Text block:
    thanks, Steven! there are indeed two nodes left in the home cluster running 3.4.0.14 efix4

    cheers.
  • VincenzoVagnoni
    VincenzoVagnoni
    112 Posts

    Re: assert in 3.4.0.17

    ‏2012-12-13T21:56:22Z  
    I am getting this assert as well. Schematically, the setup is the following. We have three clusters, say A, B and C. Clusters B and C are mounting remotely a filesystem owned by cluster A. Cluster B has GPFS 3.4.0-3, whereas cluster C has 3.4.0-17. Do I interpret correctly that the assert should disappear if we upgrade all the nodes in cluster B to 3.4.0-17 as well? Thanks
  • sxiao
    sxiao
    36 Posts

    Re: assert in 3.4.0.17

    ‏2012-12-13T22:14:58Z  
    I am getting this assert as well. Schematically, the setup is the following. We have three clusters, say A, B and C. Clusters B and C are mounting remotely a filesystem owned by cluster A. Cluster B has GPFS 3.4.0-3, whereas cluster C has 3.4.0-17. Do I interpret correctly that the assert should disappear if we upgrade all the nodes in cluster B to 3.4.0-17 as well? Thanks
    You need to upgrade all the nodes in cluster A to 3.4.0-15 or later.
  • VincenzoVagnoni
    VincenzoVagnoni
    112 Posts

    Re: assert in 3.4.0.17

    ‏2012-12-13T22:25:20Z  
    unfortunately this is not easy, as we have not only cluster A, but A1, A2, A3, A4, ... so upgrading all the clusters is a major issue. By they way, looking at the change log of 3.4.0-15 I read:

    Fix allocation message handler to prevent a GPFS daemon assert. The assert could happen when a filesystem is been used by more than 1 remote cluster.

    Does it mean that the assert disappears if we have just one remote cluster mounting the filesystem?
  • sxiao
    sxiao
    36 Posts

    Re: assert in 3.4.0.17

    ‏2012-12-13T23:19:59Z  
    unfortunately this is not easy, as we have not only cluster A, but A1, A2, A3, A4, ... so upgrading all the clusters is a major issue. By they way, looking at the change log of 3.4.0-15 I read:

    Fix allocation message handler to prevent a GPFS daemon assert. The assert could happen when a filesystem is been used by more than 1 remote cluster.

Brief A: Decide whether each statement agrees with the GPFS assert thread, answering yes or no and quoting the words that settle it: (i) Cluster B runs GPFS 3.4.0-3. (ii) The reply says to upgrade the nodes in cluster B to 3.4.0-17. (iii) The 3.4.0-15 change log says the assert could occur when more than one remote cluster uses a filesystem.
Brief B: In the GPFS assert thread, how many nodes in the home cluster were still running 3.4.0.14 efix4?
Brief C: Carry the GPFS assert thread forward from its last line.
The items that come next have nothing to do with the GPFS assert thread.

Raw data:

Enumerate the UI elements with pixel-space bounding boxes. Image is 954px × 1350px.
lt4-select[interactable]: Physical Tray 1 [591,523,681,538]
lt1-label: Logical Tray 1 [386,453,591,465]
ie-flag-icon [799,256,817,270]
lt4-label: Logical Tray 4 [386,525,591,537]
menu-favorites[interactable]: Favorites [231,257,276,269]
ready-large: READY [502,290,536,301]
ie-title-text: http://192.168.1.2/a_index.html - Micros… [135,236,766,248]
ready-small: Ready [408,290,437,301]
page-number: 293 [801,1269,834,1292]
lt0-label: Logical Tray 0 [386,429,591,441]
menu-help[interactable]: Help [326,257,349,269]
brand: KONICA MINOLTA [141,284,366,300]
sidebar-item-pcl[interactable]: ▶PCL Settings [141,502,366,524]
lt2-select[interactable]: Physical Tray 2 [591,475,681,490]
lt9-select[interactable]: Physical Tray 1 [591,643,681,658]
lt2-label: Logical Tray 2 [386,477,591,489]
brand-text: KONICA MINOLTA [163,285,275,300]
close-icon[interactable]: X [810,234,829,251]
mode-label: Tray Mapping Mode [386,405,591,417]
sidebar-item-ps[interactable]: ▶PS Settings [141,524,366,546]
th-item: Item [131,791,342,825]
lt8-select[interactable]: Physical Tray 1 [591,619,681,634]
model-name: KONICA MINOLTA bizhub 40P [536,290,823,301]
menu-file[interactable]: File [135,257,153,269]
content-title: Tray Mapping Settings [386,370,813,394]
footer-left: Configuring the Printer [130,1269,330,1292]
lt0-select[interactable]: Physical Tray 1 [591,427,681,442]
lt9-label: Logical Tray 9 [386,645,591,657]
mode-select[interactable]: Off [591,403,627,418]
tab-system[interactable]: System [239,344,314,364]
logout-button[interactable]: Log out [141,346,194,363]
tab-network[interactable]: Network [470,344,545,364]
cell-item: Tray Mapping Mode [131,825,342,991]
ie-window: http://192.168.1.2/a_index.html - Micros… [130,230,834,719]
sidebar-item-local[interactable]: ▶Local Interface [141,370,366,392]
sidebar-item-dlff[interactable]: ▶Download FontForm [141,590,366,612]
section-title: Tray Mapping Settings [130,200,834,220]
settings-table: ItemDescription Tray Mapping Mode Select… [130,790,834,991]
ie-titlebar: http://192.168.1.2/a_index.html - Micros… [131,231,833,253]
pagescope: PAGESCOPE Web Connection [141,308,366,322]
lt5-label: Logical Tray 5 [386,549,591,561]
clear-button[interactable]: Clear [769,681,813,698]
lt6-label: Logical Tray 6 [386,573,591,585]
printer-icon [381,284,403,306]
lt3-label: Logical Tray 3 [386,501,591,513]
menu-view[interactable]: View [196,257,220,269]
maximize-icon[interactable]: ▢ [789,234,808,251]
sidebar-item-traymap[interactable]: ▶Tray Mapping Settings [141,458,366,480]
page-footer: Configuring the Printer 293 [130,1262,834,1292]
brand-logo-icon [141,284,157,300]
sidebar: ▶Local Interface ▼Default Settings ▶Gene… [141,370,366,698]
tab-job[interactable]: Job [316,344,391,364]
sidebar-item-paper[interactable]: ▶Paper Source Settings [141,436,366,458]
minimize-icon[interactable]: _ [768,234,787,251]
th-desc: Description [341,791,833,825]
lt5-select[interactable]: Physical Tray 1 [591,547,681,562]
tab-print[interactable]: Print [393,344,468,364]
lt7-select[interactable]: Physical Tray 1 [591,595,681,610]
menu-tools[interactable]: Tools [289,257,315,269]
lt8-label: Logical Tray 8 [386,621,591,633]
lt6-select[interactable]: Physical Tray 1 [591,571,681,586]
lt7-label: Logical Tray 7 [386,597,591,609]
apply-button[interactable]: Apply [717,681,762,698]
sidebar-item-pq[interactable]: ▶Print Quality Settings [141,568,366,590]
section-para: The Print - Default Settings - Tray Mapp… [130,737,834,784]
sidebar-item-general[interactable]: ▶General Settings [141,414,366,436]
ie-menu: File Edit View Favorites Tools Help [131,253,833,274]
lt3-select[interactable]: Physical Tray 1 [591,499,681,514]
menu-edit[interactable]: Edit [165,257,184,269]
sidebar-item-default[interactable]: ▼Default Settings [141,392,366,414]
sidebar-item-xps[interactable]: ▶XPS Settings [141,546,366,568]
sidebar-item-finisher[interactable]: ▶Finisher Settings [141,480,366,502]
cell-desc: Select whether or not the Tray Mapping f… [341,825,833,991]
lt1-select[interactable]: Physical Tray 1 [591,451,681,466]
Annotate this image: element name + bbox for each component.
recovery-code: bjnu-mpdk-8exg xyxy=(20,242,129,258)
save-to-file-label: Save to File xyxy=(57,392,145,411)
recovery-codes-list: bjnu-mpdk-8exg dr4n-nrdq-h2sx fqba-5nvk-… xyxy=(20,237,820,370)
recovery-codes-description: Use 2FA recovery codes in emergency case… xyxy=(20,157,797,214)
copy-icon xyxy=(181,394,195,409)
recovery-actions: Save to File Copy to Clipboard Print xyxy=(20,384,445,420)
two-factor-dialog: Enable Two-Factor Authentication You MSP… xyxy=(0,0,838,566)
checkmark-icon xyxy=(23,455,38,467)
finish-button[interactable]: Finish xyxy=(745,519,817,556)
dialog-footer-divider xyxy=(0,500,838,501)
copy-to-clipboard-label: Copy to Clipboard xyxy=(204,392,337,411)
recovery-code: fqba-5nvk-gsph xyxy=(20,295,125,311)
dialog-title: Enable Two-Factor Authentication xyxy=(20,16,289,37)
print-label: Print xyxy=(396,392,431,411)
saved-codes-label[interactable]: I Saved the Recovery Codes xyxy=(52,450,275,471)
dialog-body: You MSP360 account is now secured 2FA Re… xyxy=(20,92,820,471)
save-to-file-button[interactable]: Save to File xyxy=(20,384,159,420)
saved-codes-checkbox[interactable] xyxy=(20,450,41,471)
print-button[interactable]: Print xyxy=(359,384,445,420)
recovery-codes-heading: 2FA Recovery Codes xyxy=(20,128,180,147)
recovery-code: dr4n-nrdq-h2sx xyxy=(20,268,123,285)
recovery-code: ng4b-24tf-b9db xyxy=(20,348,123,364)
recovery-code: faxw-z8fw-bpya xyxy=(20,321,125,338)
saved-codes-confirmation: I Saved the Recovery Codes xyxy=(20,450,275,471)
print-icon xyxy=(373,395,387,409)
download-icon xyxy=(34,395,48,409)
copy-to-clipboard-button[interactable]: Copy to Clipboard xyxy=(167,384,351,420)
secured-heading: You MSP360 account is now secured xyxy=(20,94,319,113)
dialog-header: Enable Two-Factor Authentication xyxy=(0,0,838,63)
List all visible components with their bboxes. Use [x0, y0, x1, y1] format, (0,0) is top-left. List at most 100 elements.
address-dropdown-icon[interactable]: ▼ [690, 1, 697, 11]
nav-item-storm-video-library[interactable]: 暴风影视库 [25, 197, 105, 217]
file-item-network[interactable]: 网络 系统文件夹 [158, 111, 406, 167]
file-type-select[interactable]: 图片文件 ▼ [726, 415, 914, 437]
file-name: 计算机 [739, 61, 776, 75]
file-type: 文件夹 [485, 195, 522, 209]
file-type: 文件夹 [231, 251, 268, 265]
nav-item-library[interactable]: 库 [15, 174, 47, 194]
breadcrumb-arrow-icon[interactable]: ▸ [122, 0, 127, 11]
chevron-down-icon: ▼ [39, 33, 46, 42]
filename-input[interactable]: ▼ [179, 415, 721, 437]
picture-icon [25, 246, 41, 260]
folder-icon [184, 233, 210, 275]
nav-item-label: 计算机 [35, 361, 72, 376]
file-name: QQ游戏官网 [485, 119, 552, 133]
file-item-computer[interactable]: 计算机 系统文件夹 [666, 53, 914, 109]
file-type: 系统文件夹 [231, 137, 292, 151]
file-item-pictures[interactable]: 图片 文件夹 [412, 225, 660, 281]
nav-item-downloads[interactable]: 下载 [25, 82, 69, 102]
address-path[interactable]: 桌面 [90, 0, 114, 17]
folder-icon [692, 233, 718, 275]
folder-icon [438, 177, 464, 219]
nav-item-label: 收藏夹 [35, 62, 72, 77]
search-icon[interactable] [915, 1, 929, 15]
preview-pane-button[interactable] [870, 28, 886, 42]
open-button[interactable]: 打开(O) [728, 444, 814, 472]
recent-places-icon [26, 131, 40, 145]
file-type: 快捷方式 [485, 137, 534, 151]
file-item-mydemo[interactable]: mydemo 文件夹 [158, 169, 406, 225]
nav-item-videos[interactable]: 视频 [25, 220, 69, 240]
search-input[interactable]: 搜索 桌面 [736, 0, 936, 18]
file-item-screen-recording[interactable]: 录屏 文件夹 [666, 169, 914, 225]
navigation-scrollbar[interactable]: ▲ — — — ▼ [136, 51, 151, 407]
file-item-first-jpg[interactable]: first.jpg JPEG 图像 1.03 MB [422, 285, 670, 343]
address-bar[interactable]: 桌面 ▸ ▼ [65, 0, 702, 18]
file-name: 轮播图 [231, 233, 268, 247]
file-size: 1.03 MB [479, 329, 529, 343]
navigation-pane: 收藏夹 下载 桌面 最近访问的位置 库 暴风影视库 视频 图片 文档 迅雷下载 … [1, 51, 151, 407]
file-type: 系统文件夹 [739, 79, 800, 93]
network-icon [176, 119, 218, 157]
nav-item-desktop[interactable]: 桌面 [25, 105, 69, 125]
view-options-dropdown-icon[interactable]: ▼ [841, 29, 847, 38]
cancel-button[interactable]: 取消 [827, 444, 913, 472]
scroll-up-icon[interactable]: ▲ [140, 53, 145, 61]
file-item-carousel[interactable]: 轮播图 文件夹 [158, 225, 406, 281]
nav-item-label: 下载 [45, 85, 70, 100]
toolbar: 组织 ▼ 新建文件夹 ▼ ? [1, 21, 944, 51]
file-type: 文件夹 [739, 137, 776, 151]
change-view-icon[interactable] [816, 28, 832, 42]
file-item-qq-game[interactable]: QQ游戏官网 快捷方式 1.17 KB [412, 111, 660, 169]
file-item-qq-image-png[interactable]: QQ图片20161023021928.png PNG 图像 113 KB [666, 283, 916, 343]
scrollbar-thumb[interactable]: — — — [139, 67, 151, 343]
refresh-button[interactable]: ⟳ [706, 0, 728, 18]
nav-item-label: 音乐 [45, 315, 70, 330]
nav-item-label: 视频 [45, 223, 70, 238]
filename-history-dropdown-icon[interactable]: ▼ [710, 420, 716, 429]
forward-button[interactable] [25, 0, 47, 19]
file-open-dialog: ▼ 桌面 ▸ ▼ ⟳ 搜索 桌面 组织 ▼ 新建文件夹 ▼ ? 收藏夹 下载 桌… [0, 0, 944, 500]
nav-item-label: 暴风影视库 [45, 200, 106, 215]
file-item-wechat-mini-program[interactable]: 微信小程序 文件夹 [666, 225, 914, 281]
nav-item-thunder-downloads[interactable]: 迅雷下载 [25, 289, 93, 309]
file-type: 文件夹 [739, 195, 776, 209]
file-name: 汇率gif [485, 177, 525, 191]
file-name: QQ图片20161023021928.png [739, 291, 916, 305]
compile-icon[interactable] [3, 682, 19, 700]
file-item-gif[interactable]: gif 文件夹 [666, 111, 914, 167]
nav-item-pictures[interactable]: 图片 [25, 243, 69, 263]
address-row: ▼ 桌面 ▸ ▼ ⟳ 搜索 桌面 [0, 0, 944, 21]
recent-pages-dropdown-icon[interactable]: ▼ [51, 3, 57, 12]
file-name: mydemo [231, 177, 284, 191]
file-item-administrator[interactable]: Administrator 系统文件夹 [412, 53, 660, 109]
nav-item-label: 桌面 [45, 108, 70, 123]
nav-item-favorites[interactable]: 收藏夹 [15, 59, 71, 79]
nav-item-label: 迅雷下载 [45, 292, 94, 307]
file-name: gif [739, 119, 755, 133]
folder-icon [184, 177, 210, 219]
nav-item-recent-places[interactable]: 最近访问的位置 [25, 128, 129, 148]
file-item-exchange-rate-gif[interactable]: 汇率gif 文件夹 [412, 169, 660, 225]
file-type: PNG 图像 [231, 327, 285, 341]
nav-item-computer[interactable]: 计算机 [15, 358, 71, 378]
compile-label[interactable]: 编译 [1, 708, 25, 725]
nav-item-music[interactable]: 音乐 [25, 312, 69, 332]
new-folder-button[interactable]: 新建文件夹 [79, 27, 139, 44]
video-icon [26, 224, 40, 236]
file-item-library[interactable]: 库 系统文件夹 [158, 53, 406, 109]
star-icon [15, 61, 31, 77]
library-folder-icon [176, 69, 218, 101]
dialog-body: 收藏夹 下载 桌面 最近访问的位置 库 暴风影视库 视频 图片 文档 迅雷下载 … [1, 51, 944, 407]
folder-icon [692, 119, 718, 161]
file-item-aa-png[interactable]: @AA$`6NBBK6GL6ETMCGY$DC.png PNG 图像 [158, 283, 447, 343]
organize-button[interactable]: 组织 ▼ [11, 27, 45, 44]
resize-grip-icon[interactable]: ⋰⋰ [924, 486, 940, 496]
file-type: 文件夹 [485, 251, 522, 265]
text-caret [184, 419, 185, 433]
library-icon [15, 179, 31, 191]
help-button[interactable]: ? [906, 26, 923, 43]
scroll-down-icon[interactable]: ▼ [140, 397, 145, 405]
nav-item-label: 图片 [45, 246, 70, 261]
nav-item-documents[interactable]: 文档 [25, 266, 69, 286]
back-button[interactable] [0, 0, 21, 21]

Task result A:
(i) Yes: "Cluster B has GPFS 3.4.0-3"
(ii) No: "You need to upgrade all the nodes in cluster A to 3.4.0-15 or later."
(iii) Yes: "The assert could happen when a filesystem is been used by more than 1 remote cluster."

Task result B: Two nodes.

Task result C:
    Does it mean that the assert disappears if we have just one remote cluster mounting the filesystem?
    Yes. The assert will disappear with just 1 remote cluster mounting the filesystem.
  • dlmcnabb
    dlmcnabb
    1012 Posts

    Re: assert in 3.4.0.17

    ‏2012-12-14T00:44:52Z  
    • sxiao
    • ‏2012-12-13T22:14:58Z
    You need to upgrade all the nodes in cluster A to 3.4.0-15 or later.
    You only need to upgrade the nodes designated as "manager" nodes in a cluster that owns filesystems. These are the only nodes that handle the block allocation RPC relay between nodes in two remote clusters.

    Below 3.4.0.15 the relay was not passing on the number of subblocks to allocate, so the node that finally received the allocation request would get a garbage value for nSubblocks and could allocate different amounts of space than the requesting node wanted. This can lead to filesystem corruption. So it would be wise to install this fix as soon as possible.
  • VincenzoVagnoni
    VincenzoVagnoni
    112 Posts

    Re: assert in 3.4.0.17

    ‏2012-12-14T07:07:59Z  
    this looks very scaring. We have some 10 clusters, hundred managers, 20 filesystems and tens of PB of storage. Furthermore, do you mean that once we upgrade it would be safe to run an offline fsck? This would be a disaster. I'm wondering why it is not rubber stamped in capital letters somewhere that this bug can lead to fs corruption (maybe I missed it?). Please tell me something more reassuring....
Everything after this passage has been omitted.